*TASK PROMPT:* Return only the number of lines in the entries below that hold the word "Ausprägung".

------

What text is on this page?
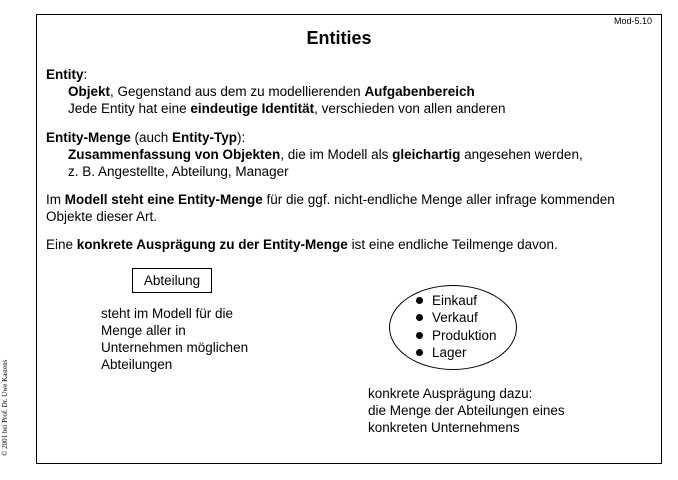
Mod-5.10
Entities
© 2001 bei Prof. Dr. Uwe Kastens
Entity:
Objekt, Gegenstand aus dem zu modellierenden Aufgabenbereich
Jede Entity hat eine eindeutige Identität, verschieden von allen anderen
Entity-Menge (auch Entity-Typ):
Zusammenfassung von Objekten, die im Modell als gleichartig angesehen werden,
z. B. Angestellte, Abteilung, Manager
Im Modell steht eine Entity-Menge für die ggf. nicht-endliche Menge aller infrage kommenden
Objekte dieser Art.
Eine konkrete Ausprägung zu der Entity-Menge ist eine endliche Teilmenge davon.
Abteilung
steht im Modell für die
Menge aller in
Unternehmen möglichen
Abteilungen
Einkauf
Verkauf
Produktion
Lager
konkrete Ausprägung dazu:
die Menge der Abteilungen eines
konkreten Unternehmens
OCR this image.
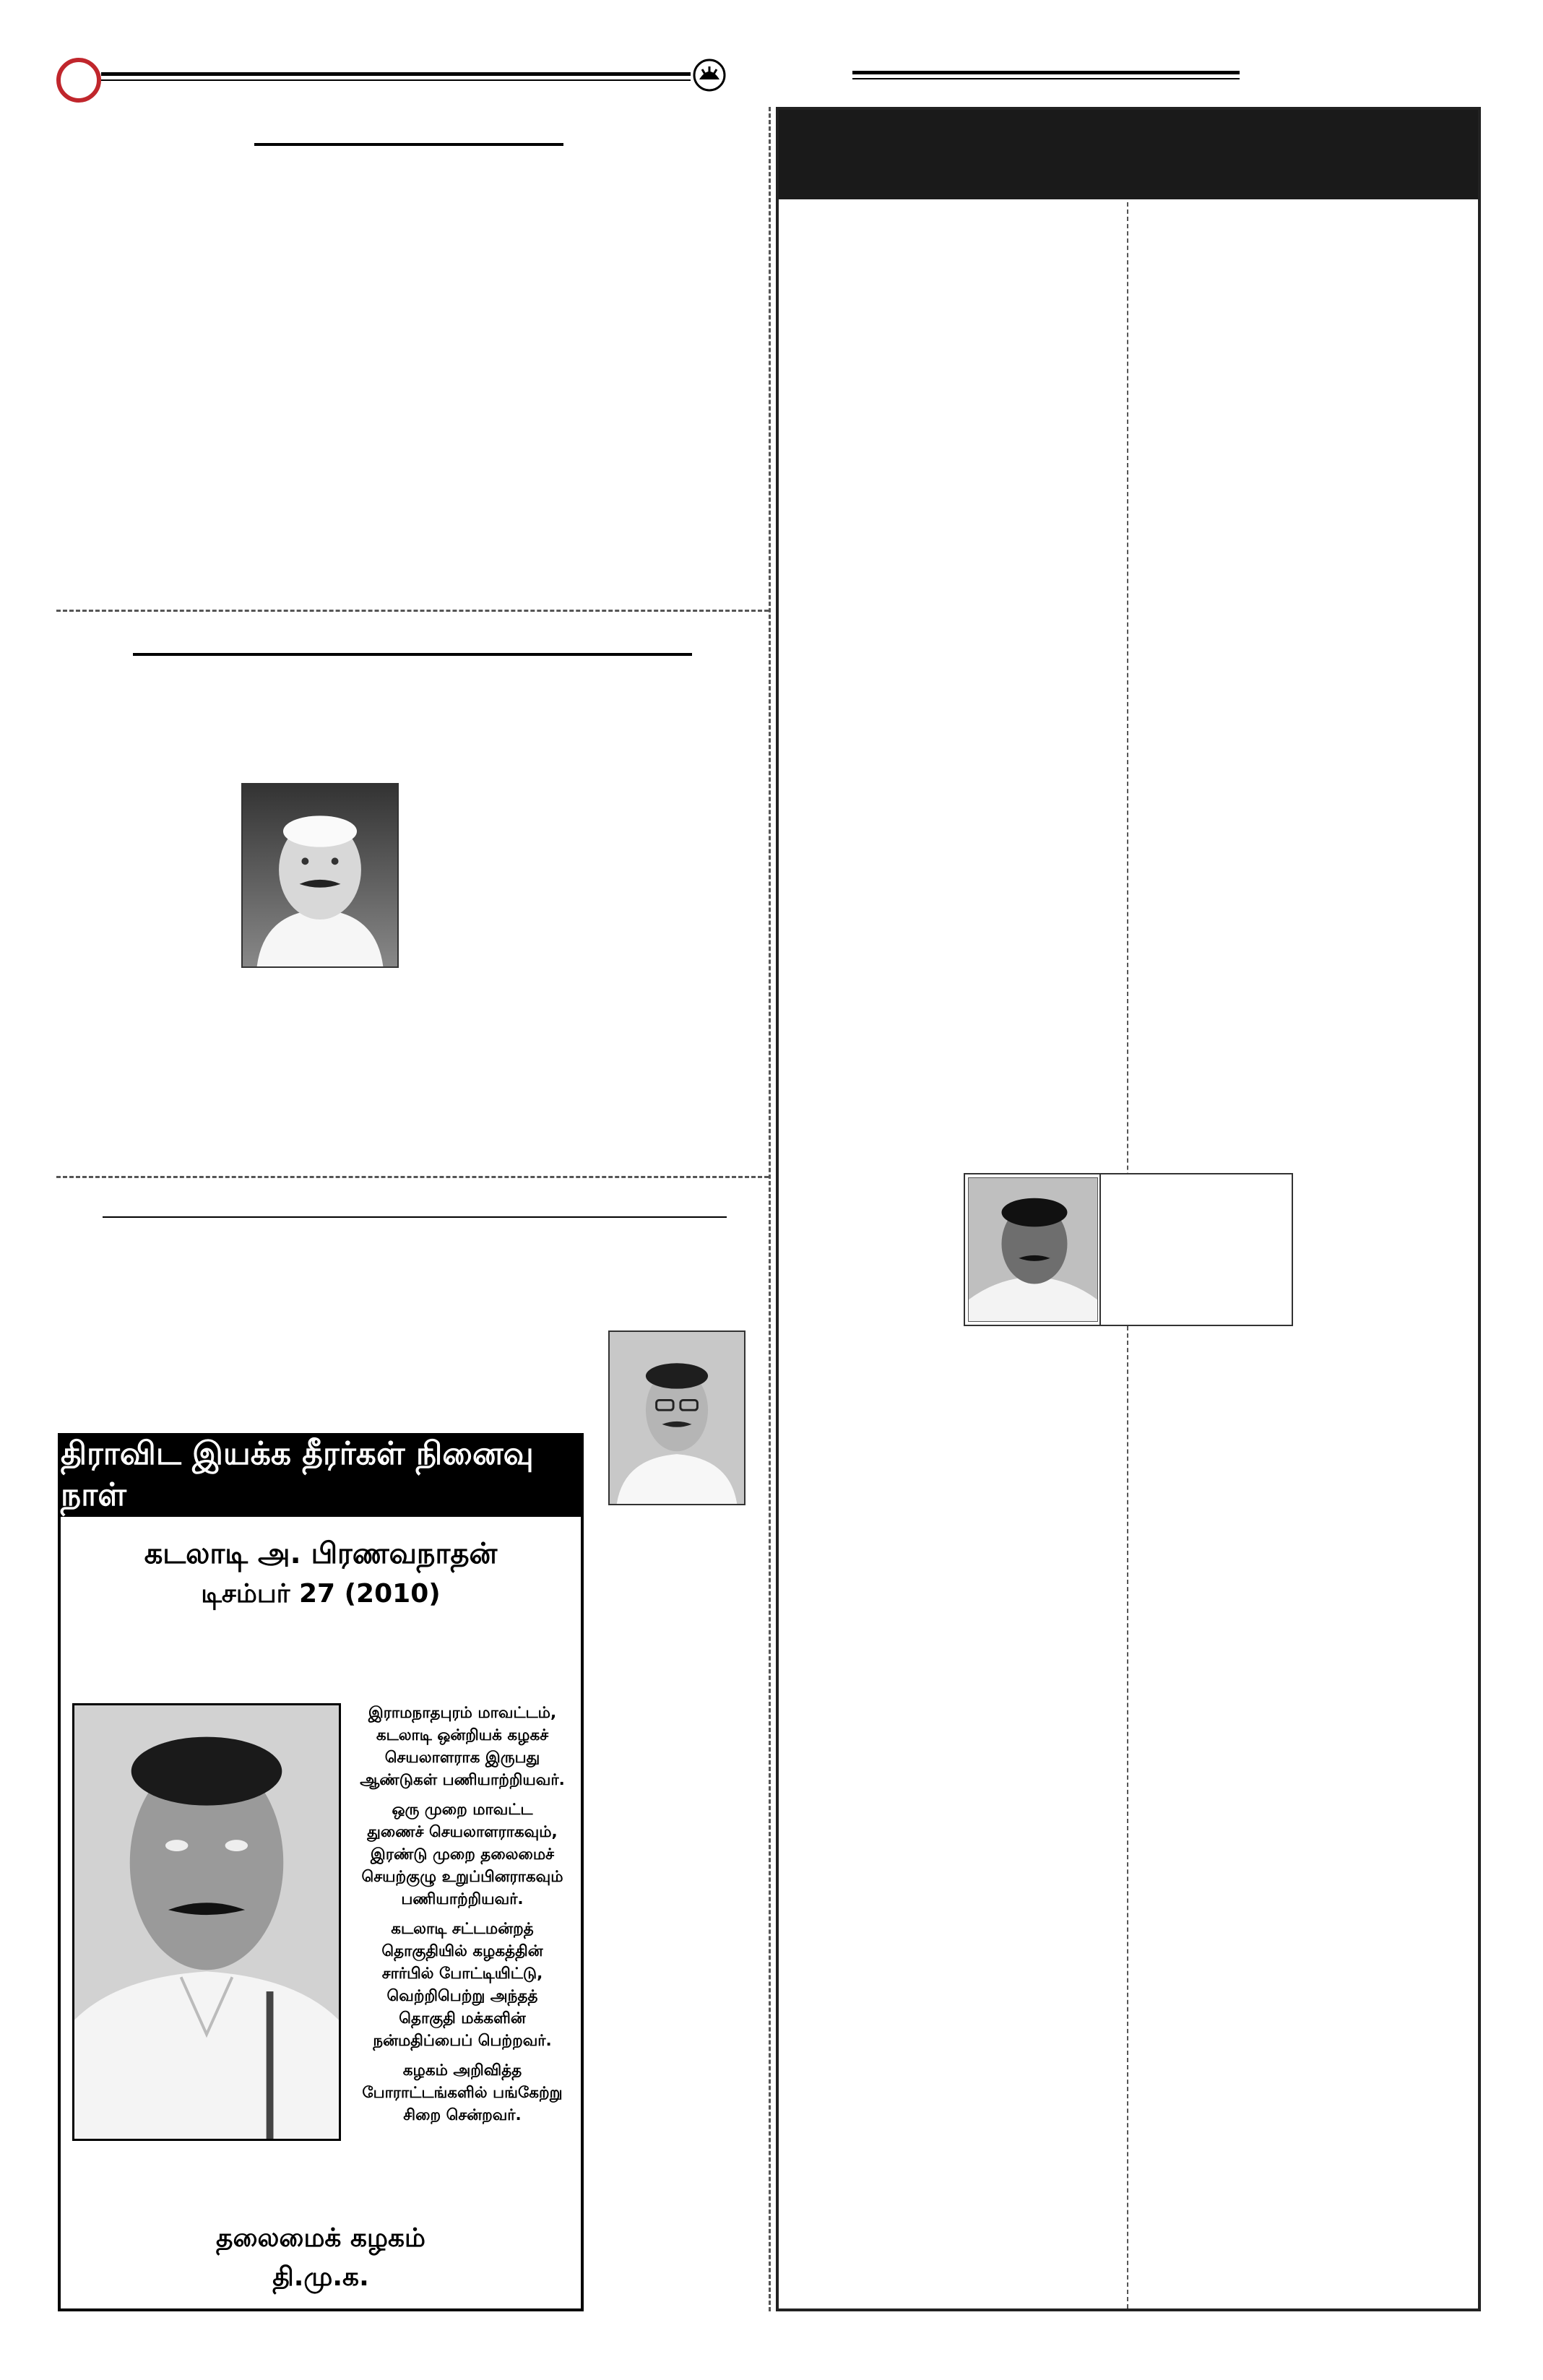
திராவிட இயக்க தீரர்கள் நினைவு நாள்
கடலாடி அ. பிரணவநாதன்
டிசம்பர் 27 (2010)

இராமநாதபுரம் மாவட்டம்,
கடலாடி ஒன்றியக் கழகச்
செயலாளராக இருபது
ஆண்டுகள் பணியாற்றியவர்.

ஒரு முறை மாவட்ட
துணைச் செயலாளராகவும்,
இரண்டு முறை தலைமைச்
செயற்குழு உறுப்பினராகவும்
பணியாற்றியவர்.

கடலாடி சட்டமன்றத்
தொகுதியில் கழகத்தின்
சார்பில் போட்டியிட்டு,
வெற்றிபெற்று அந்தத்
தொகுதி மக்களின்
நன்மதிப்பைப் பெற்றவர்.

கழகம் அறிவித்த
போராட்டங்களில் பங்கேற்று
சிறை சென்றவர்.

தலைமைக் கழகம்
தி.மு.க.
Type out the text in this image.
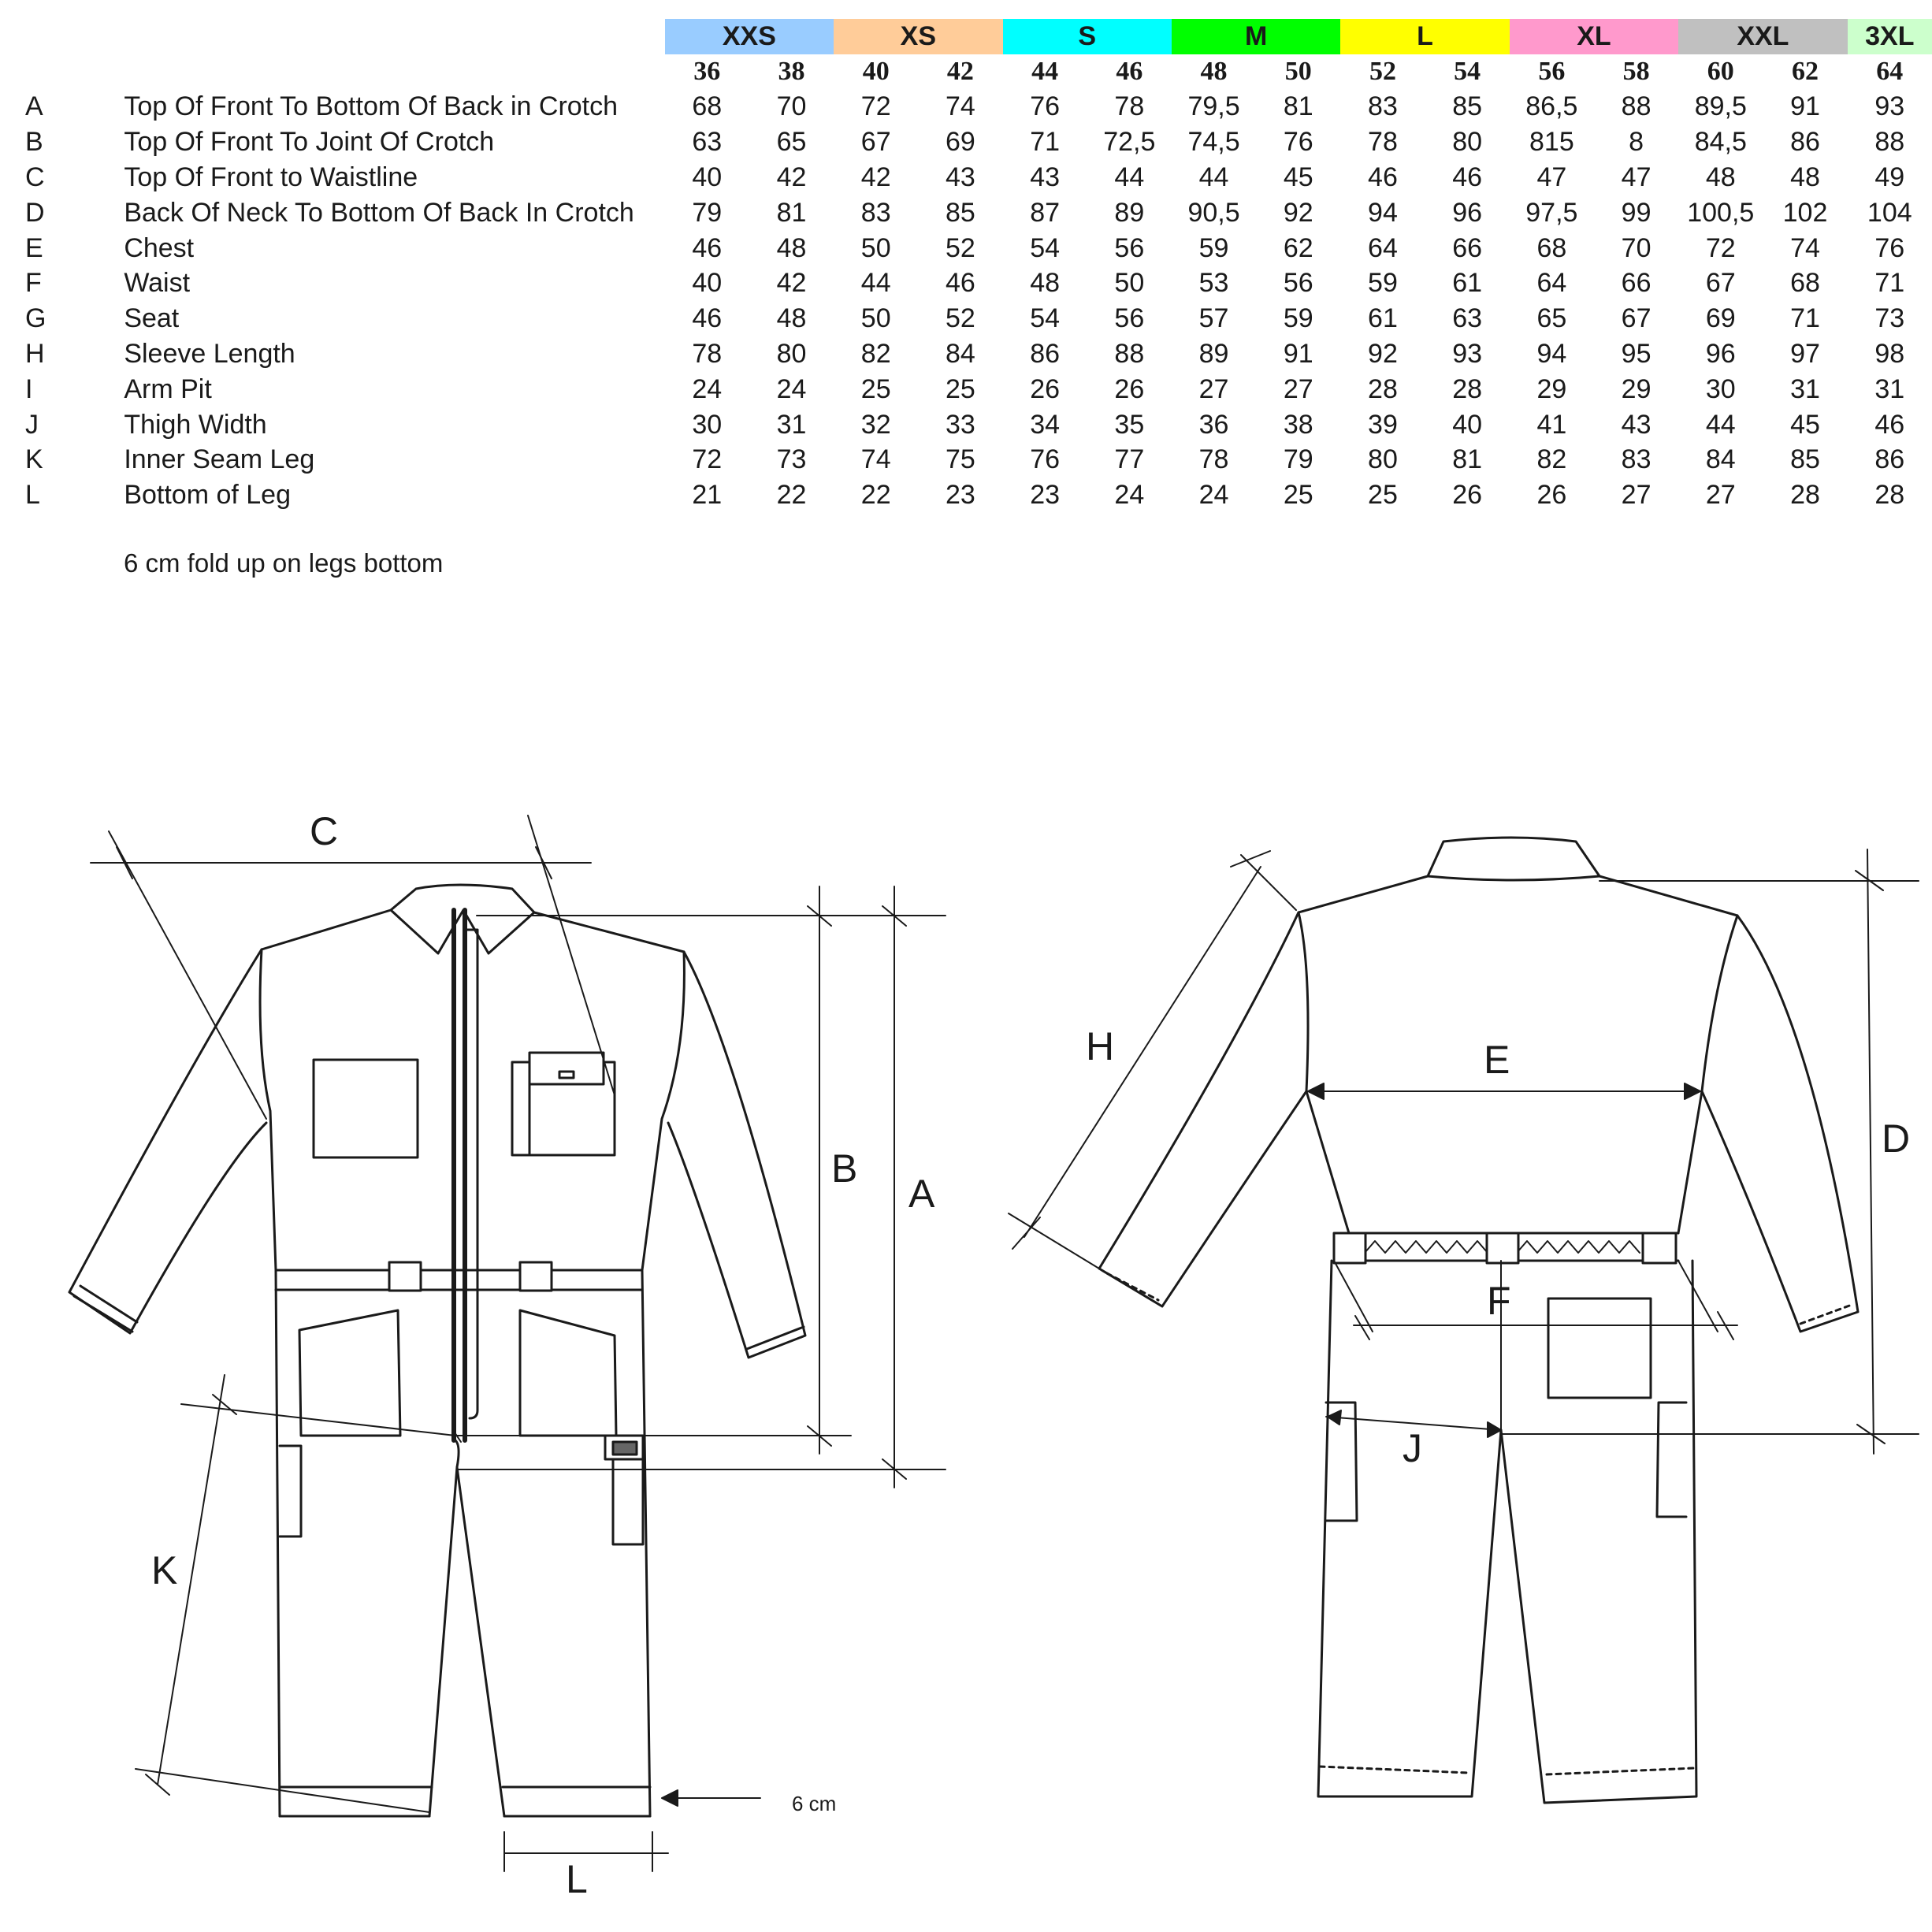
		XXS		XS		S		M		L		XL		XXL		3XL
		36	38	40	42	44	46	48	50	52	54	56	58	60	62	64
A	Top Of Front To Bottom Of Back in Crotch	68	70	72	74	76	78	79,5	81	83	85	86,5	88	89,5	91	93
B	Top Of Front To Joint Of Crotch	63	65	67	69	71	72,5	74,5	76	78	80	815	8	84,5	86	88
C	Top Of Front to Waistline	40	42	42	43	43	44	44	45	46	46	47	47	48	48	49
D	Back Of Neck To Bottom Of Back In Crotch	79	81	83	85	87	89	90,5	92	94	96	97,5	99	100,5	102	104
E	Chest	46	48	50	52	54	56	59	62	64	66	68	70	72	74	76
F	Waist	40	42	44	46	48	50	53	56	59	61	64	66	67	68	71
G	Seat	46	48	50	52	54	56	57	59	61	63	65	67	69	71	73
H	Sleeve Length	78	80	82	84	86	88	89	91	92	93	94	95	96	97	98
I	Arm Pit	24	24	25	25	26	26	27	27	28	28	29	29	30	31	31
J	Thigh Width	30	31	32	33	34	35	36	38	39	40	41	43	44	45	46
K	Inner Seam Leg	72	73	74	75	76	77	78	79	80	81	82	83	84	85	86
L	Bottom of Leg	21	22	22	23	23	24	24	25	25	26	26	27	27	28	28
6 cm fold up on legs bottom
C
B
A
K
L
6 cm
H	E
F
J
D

------

*RESPONSE TO THIS TASK:* 2